Data for processing:
···
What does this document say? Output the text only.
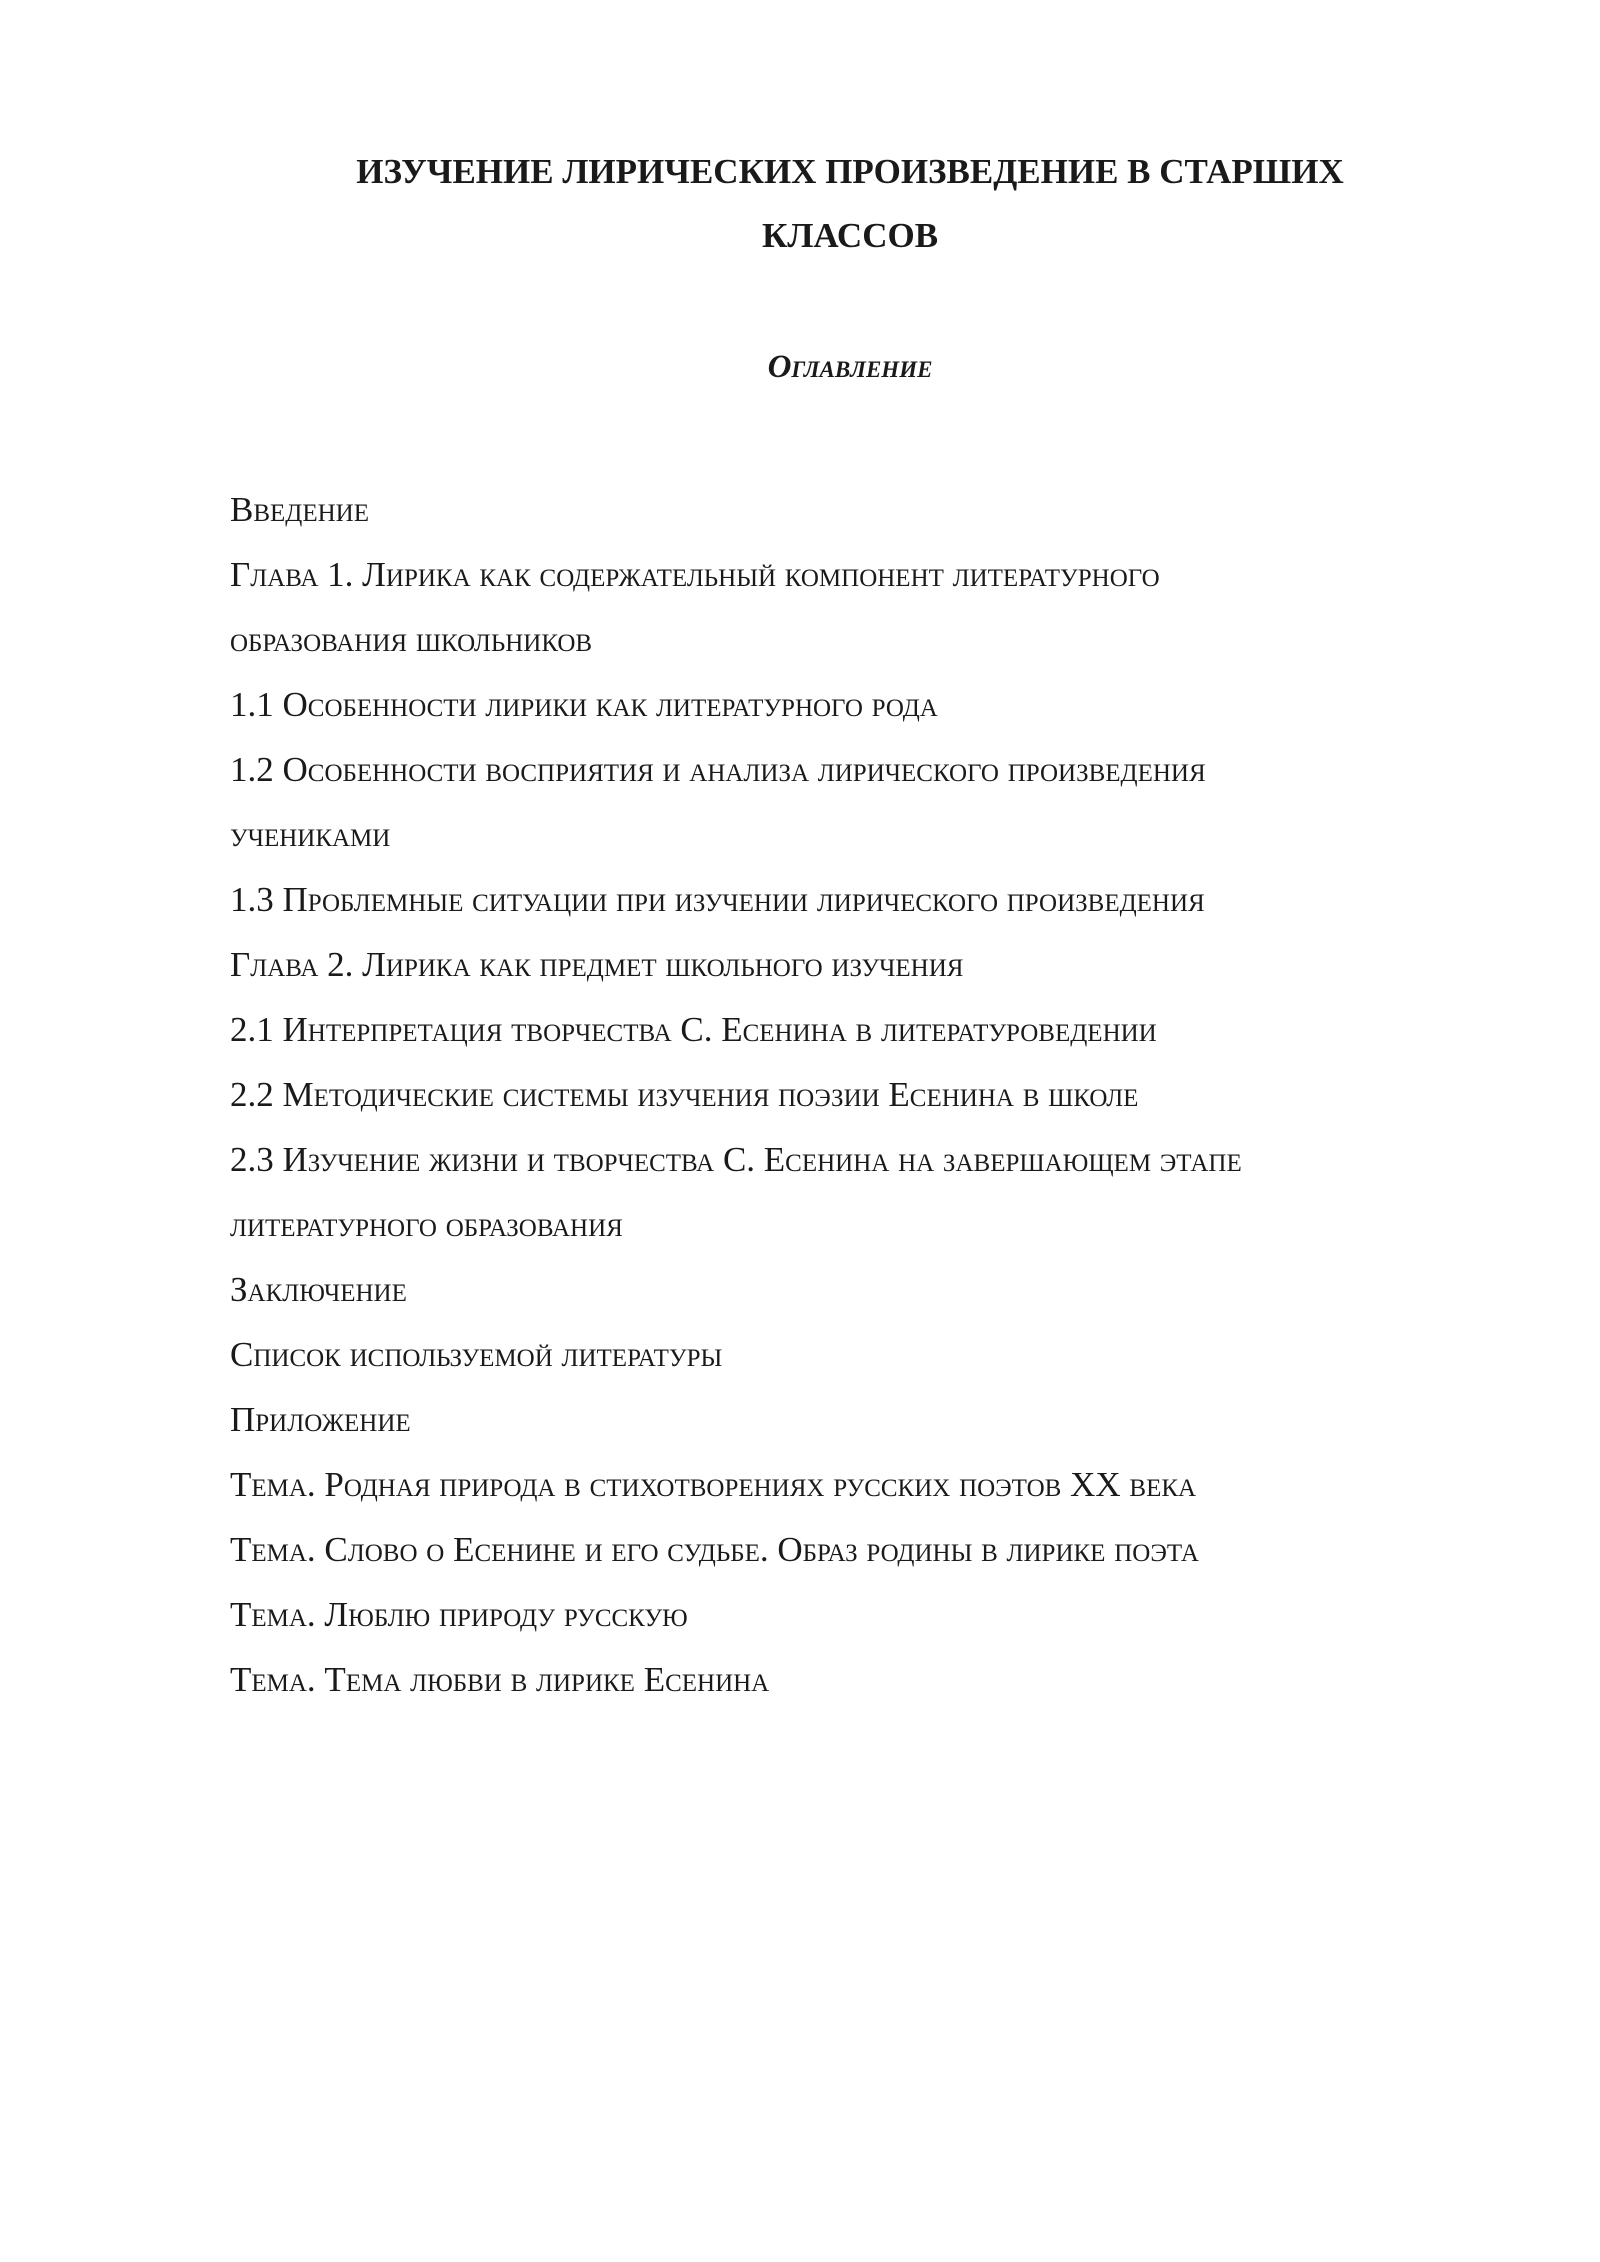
ИЗУЧЕНИЕ ЛИРИЧЕСКИХ ПРОИЗВЕДЕНИЕ В СТАРШИХ
КЛАССОВ
Оглавление
Введение
Глава 1. Лирика как содержательный компонент литературного
образования школьников
1.1 Особенности лирики как литературного рода
1.2 Особенности восприятия и анализа лирического произведения
учениками
1.3 Проблемные ситуации при изучении лирического произведения
Глава 2. Лирика как предмет школьного изучения
2.1 Интерпретация творчества С. Есенина в литературоведении
2.2 Методические системы изучения поэзии Есенина в школе
2.3 Изучение жизни и творчества С. Есенина на завершающем этапе
литературного образования
Заключение
Список используемой литературы
Приложение
Тема. Родная природа в стихотворениях русских поэтов XX века
Тема. Слово о Есенине и его судьбе. Образ родины в лирике поэта
Тема. Люблю природу русскую
Тема. Тема любви в лирике Есенина
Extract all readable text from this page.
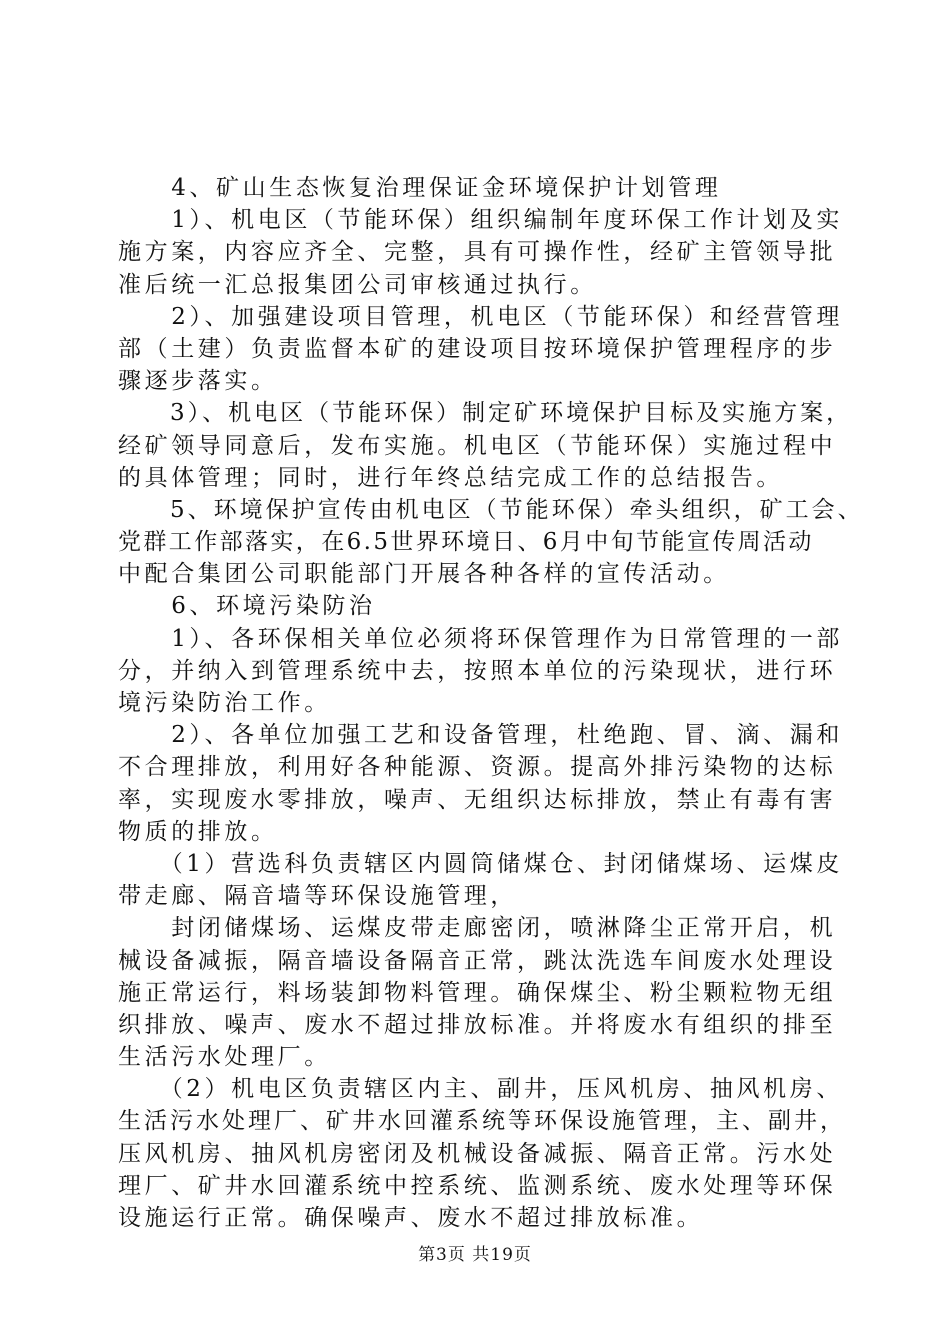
　　4、矿山生态恢复治理保证金环境保护计划管理
　　1）、机电区（节能环保）组织编制年度环保工作计划及实
施方案，内容应齐全、完整，具有可操作性，经矿主管领导批
准后统一汇总报集团公司审核通过执行。
　　2）、加强建设项目管理，机电区（节能环保）和经营管理
部（土建）负责监督本矿的建设项目按环境保护管理程序的步
骤逐步落实。
　　3）、机电区（节能环保）制定矿环境保护目标及实施方案，
经矿领导同意后，发布实施。机电区（节能环保）实施过程中
的具体管理；同时，进行年终总结完成工作的总结报告。
　　5、环境保护宣传由机电区（节能环保）牵头组织，矿工会、
党群工作部落实，在6.5世界环境日、6月中旬节能宣传周活动
中配合集团公司职能部门开展各种各样的宣传活动。
　　6、环境污染防治
　　1）、各环保相关单位必须将环保管理作为日常管理的一部
分，并纳入到管理系统中去，按照本单位的污染现状，进行环
境污染防治工作。
　　2）、各单位加强工艺和设备管理，杜绝跑、冒、滴、漏和
不合理排放，利用好各种能源、资源。提高外排污染物的达标
率，实现废水零排放，噪声、无组织达标排放，禁止有毒有害
物质的排放。
　　（1）营选科负责辖区内圆筒储煤仓、封闭储煤场、运煤皮
带走廊、隔音墙等环保设施管理，
　　封闭储煤场、运煤皮带走廊密闭，喷淋降尘正常开启，机
械设备减振，隔音墙设备隔音正常，跳汰洗选车间废水处理设
施正常运行，料场装卸物料管理。确保煤尘、粉尘颗粒物无组
织排放、噪声、废水不超过排放标准。并将废水有组织的排至
生活污水处理厂。
　　（2）机电区负责辖区内主、副井，压风机房、抽风机房、
生活污水处理厂、矿井水回灌系统等环保设施管理，主、副井，
压风机房、抽风机房密闭及机械设备减振、隔音正常。污水处
理厂、矿井水回灌系统中控系统、监测系统、废水处理等环保
设施运行正常。确保噪声、废水不超过排放标准。
第3页 共19页
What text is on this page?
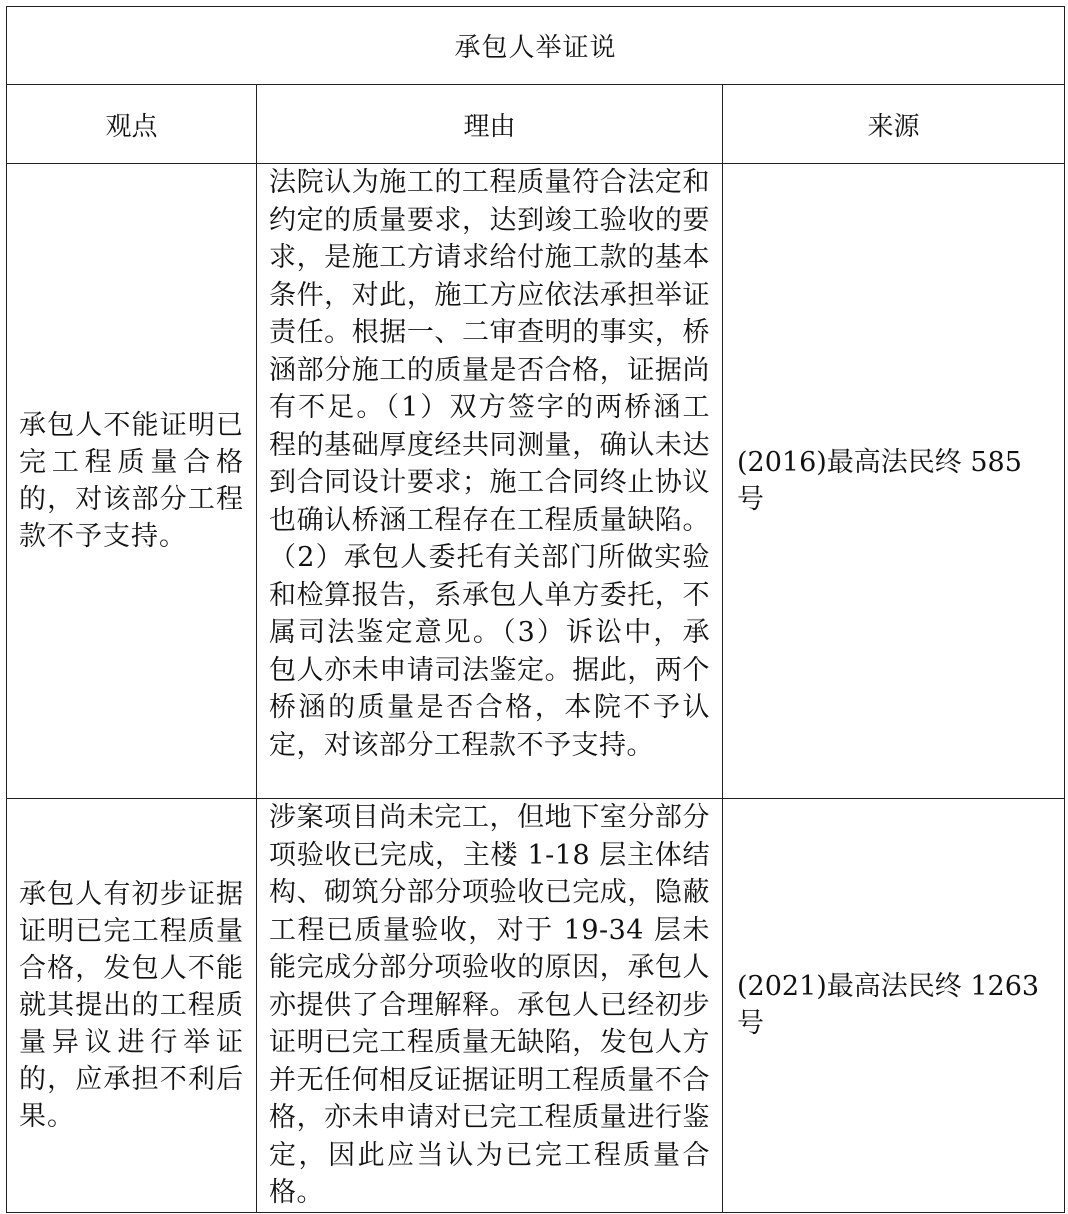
承包人举证说		
观点	理由	来源
承包人不能证明已完工程质量合格的，对该部分工程款不予支持。	法院认为施工的工程质量符合法定和约定的质量要求，达到竣工验收的要求，是施工方请求给付施工款的基本条件，对此，施工方应依法承担举证责任。根据一、二审查明的事实，桥涵部分施工的质量是否合格，证据尚有不足。（1）双方签字的两桥涵工程的基础厚度经共同测量，确认未达到合同设计要求；施工合同终止协议也确认桥涵工程存在工程质量缺陷。（2）承包人委托有关部门所做实验和检算报告，系承包人单方委托，不属司法鉴定意见。（3）诉讼中，承包人亦未申请司法鉴定。据此，两个桥涵的质量是否合格，本院不予认定，对该部分工程款不予支持。	(2016)最高法民终 585 号
承包人有初步证据证明已完工程质量合格，发包人不能就其提出的工程质量异议进行举证的，应承担不利后果。	涉案项目尚未完工，但地下室分部分项验收已完成，主楼 1-18 层主体结构、砌筑分部分项验收已完成，隐蔽工程已质量验收，对于 19-34 层未能完成分部分项验收的原因，承包人亦提供了合理解释。承包人已经初步证明已完工程质量无缺陷，发包人方并无任何相反证据证明工程质量不合格，亦未申请对已完工程质量进行鉴定，因此应当认为已完工程质量合格。	(2021)最高法民终 1263 号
···
Short problem: Every record gets retyped exactly; no picture goes into the copy.

Result:
What does this document say? Output the text only.
ИЗУЧЕНИЕ ЛИРИЧЕСКИХ ПРОИЗВЕДЕНИЕ В СТАРШИХ
КЛАССОВ
Оглавление
Введение
Глава 1. Лирика как содержательный компонент литературного
образования школьников
1.1 Особенности лирики как литературного рода
1.2 Особенности восприятия и анализа лирического произведения
учениками
1.3 Проблемные ситуации при изучении лирического произведения
Глава 2. Лирика как предмет школьного изучения
2.1 Интерпретация творчества С. Есенина в литературоведении
2.2 Методические системы изучения поэзии Есенина в школе
2.3 Изучение жизни и творчества С. Есенина на завершающем этапе
литературного образования
Заключение
Список используемой литературы
Приложение
Тема. Родная природа в стихотворениях русских поэтов XX века
Тема. Слово о Есенине и его судьбе. Образ родины в лирике поэта
Тема. Люблю природу русскую
Тема. Тема любви в лирике Есенина
Extract all readable text from this page.
　　4、矿山生态恢复治理保证金环境保护计划管理
　　1）、机电区（节能环保）组织编制年度环保工作计划及实
施方案，内容应齐全、完整，具有可操作性，经矿主管领导批
准后统一汇总报集团公司审核通过执行。
　　2）、加强建设项目管理，机电区（节能环保）和经营管理
部（土建）负责监督本矿的建设项目按环境保护管理程序的步
骤逐步落实。
　　3）、机电区（节能环保）制定矿环境保护目标及实施方案，
经矿领导同意后，发布实施。机电区（节能环保）实施过程中
的具体管理；同时，进行年终总结完成工作的总结报告。
　　5、环境保护宣传由机电区（节能环保）牵头组织，矿工会、
党群工作部落实，在6.5世界环境日、6月中旬节能宣传周活动
中配合集团公司职能部门开展各种各样的宣传活动。
　　6、环境污染防治
　　1）、各环保相关单位必须将环保管理作为日常管理的一部
分，并纳入到管理系统中去，按照本单位的污染现状，进行环
境污染防治工作。
　　2）、各单位加强工艺和设备管理，杜绝跑、冒、滴、漏和
不合理排放，利用好各种能源、资源。提高外排污染物的达标
率，实现废水零排放，噪声、无组织达标排放，禁止有毒有害
物质的排放。
　　（1）营选科负责辖区内圆筒储煤仓、封闭储煤场、运煤皮
带走廊、隔音墙等环保设施管理，
　　封闭储煤场、运煤皮带走廊密闭，喷淋降尘正常开启，机
械设备减振，隔音墙设备隔音正常，跳汰洗选车间废水处理设
施正常运行，料场装卸物料管理。确保煤尘、粉尘颗粒物无组
织排放、噪声、废水不超过排放标准。并将废水有组织的排至
生活污水处理厂。
　　（2）机电区负责辖区内主、副井，压风机房、抽风机房、
生活污水处理厂、矿井水回灌系统等环保设施管理，主、副井，
压风机房、抽风机房密闭及机械设备减振、隔音正常。污水处
理厂、矿井水回灌系统中控系统、监测系统、废水处理等环保
设施运行正常。确保噪声、废水不超过排放标准。
第3页 共19页
What text is on this page?
承包人举证说		
观点	理由	来源
承包人不能证明已完工程质量合格的，对该部分工程款不予支持。	法院认为施工的工程质量符合法定和约定的质量要求，达到竣工验收的要求，是施工方请求给付施工款的基本条件，对此，施工方应依法承担举证责任。根据一、二审查明的事实，桥涵部分施工的质量是否合格，证据尚有不足。（1）双方签字的两桥涵工程的基础厚度经共同测量，确认未达到合同设计要求；施工合同终止协议也确认桥涵工程存在工程质量缺陷。（2）承包人委托有关部门所做实验和检算报告，系承包人单方委托，不属司法鉴定意见。（3）诉讼中，承包人亦未申请司法鉴定。据此，两个桥涵的质量是否合格，本院不予认定，对该部分工程款不予支持。	(2016)最高法民终 585 号
承包人有初步证据证明已完工程质量合格，发包人不能就其提出的工程质量异议进行举证的，应承担不利后果。	涉案项目尚未完工，但地下室分部分项验收已完成，主楼 1-18 层主体结构、砌筑分部分项验收已完成，隐蔽工程已质量验收，对于 19-34 层未能完成分部分项验收的原因，承包人亦提供了合理解释。承包人已经初步证明已完工程质量无缺陷，发包人方并无任何相反证据证明工程质量不合格，亦未申请对已完工程质量进行鉴定，因此应当认为已完工程质量合格。	(2021)最高法民终 1263 号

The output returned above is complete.